:: Records shown ::

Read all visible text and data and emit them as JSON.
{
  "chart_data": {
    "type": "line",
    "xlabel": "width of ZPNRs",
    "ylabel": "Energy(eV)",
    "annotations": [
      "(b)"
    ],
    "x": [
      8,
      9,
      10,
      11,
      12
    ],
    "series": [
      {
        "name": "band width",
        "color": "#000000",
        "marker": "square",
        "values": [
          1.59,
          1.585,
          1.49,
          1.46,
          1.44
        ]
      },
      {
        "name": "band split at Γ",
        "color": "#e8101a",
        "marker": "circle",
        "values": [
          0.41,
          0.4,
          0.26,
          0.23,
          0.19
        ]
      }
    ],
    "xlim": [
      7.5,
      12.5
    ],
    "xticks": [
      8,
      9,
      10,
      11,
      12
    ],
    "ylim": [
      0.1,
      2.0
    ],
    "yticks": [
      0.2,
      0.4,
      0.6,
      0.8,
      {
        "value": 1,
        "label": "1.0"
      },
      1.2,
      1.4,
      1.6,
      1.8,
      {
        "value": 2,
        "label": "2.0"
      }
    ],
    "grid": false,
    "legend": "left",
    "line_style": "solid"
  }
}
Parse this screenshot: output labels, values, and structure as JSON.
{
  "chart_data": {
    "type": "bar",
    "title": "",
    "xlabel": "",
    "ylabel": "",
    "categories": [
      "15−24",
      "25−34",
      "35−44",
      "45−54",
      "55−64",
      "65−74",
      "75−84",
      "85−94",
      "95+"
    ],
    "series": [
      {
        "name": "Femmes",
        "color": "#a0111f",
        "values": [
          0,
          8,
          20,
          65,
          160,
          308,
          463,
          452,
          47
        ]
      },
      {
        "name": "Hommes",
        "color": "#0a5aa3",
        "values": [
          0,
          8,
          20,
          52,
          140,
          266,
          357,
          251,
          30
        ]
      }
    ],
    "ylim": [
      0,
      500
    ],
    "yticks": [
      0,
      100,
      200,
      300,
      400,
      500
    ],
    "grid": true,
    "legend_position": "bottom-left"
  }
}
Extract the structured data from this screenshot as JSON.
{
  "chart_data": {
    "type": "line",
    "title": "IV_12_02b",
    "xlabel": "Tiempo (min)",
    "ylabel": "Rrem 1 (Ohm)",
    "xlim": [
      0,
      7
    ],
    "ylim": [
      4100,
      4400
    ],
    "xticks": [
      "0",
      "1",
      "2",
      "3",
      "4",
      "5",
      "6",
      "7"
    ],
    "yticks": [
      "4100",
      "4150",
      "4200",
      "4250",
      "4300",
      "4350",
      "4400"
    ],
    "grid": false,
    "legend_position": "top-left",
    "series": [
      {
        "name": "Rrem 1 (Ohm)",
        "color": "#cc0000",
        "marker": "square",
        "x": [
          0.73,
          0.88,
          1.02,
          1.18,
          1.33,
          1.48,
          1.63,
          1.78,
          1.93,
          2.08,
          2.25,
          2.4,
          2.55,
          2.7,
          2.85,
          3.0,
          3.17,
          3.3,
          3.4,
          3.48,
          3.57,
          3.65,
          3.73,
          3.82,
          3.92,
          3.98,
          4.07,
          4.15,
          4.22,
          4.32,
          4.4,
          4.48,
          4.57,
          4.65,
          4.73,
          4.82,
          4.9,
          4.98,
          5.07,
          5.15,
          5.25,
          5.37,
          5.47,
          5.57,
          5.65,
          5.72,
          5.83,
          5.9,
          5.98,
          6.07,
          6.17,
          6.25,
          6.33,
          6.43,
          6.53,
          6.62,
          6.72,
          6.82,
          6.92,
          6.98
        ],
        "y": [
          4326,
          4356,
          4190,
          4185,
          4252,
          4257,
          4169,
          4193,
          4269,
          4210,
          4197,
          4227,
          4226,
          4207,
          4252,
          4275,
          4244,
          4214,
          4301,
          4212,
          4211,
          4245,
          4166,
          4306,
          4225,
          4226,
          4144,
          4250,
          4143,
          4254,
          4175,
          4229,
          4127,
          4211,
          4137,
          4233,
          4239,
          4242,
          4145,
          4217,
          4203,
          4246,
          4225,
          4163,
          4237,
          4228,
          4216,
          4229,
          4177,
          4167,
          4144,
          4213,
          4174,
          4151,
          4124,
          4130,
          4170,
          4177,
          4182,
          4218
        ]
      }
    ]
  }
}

:: Task goal ::
Extract, word for word, each line of the listing above.

:: Right answer ::
Read all visible text and data and emit them as JSON.
{
  "chart_data": {
    "type": "line",
    "xlabel": "width of ZPNRs",
    "ylabel": "Energy(eV)",
    "annotations": [
      "(b)"
    ],
    "x": [
      8,
      9,
      10,
      11,
      12
    ],
    "series": [
      {
        "name": "band width",
        "color": "#000000",
        "marker": "square",
        "values": [
          1.59,
          1.585,
          1.49,
          1.46,
          1.44
        ]
      },
      {
        "name": "band split at Γ",
        "color": "#e8101a",
        "marker": "circle",
        "values": [
          0.41,
          0.4,
          0.26,
          0.23,
          0.19
        ]
      }
    ],
    "xlim": [
      7.5,
      12.5
    ],
    "xticks": [
      8,
      9,
      10,
      11,
      12
    ],
    "ylim": [
      0.1,
      2.0
    ],
    "yticks": [
      0.2,
      0.4,
      0.6,
      0.8,
      {
        "value": 1,
        "label": "1.0"
      },
      1.2,
      1.4,
      1.6,
      1.8,
      {
        "value": 2,
        "label": "2.0"
      }
    ],
    "grid": false,
    "legend": "left",
    "line_style": "solid"
  }
}
Parse this screenshot: output labels, values, and structure as JSON.
{
  "chart_data": {
    "type": "bar",
    "title": "",
    "xlabel": "",
    "ylabel": "",
    "categories": [
      "15−24",
      "25−34",
      "35−44",
      "45−54",
      "55−64",
      "65−74",
      "75−84",
      "85−94",
      "95+"
    ],
    "series": [
      {
        "name": "Femmes",
        "color": "#a0111f",
        "values": [
          0,
          8,
          20,
          65,
          160,
          308,
          463,
          452,
          47
        ]
      },
      {
        "name": "Hommes",
        "color": "#0a5aa3",
        "values": [
          0,
          8,
          20,
          52,
          140,
          266,
          357,
          251,
          30
        ]
      }
    ],
    "ylim": [
      0,
      500
    ],
    "yticks": [
      0,
      100,
      200,
      300,
      400,
      500
    ],
    "grid": true,
    "legend_position": "bottom-left"
  }
}
Extract the structured data from this screenshot as JSON.
{
  "chart_data": {
    "type": "line",
    "title": "IV_12_02b",
    "xlabel": "Tiempo (min)",
    "ylabel": "Rrem 1 (Ohm)",
    "xlim": [
      0,
      7
    ],
    "ylim": [
      4100,
      4400
    ],
    "xticks": [
      "0",
      "1",
      "2",
      "3",
      "4",
      "5",
      "6",
      "7"
    ],
    "yticks": [
      "4100",
      "4150",
      "4200",
      "4250",
      "4300",
      "4350",
      "4400"
    ],
    "grid": false,
    "legend_position": "top-left",
    "series": [
      {
        "name": "Rrem 1 (Ohm)",
        "color": "#cc0000",
        "marker": "square",
        "x": [
          0.73,
          0.88,
          1.02,
          1.18,
          1.33,
          1.48,
          1.63,
          1.78,
          1.93,
          2.08,
          2.25,
          2.4,
          2.55,
          2.7,
          2.85,
          3.0,
          3.17,
          3.3,
          3.4,
          3.48,
          3.57,
          3.65,
          3.73,
          3.82,
          3.92,
          3.98,
          4.07,
          4.15,
          4.22,
          4.32,
          4.4,
          4.48,
          4.57,
          4.65,
          4.73,
          4.82,
          4.9,
          4.98,
          5.07,
          5.15,
          5.25,
          5.37,
          5.47,
          5.57,
          5.65,
          5.72,
          5.83,
          5.9,
          5.98,
          6.07,
          6.17,
          6.25,
          6.33,
          6.43,
          6.53,
          6.62,
          6.72,
          6.82,
          6.92,
          6.98
        ],
        "y": [
          4326,
          4356,
          4190,
          4185,
          4252,
          4257,
          4169,
          4193,
          4269,
          4210,
          4197,
          4227,
          4226,
          4207,
          4252,
          4275,
          4244,
          4214,
          4301,
          4212,
          4211,
          4245,
          4166,
          4306,
          4225,
          4226,
          4144,
          4250,
          4143,
          4254,
          4175,
          4229,
          4127,
          4211,
          4137,
          4233,
          4239,
          4242,
          4145,
          4217,
          4203,
          4246,
          4225,
          4163,
          4237,
          4228,
          4216,
          4229,
          4177,
          4167,
          4144,
          4213,
          4174,
          4151,
          4124,
          4130,
          4170,
          4177,
          4182,
          4218
        ]
      }
    ]
  }
}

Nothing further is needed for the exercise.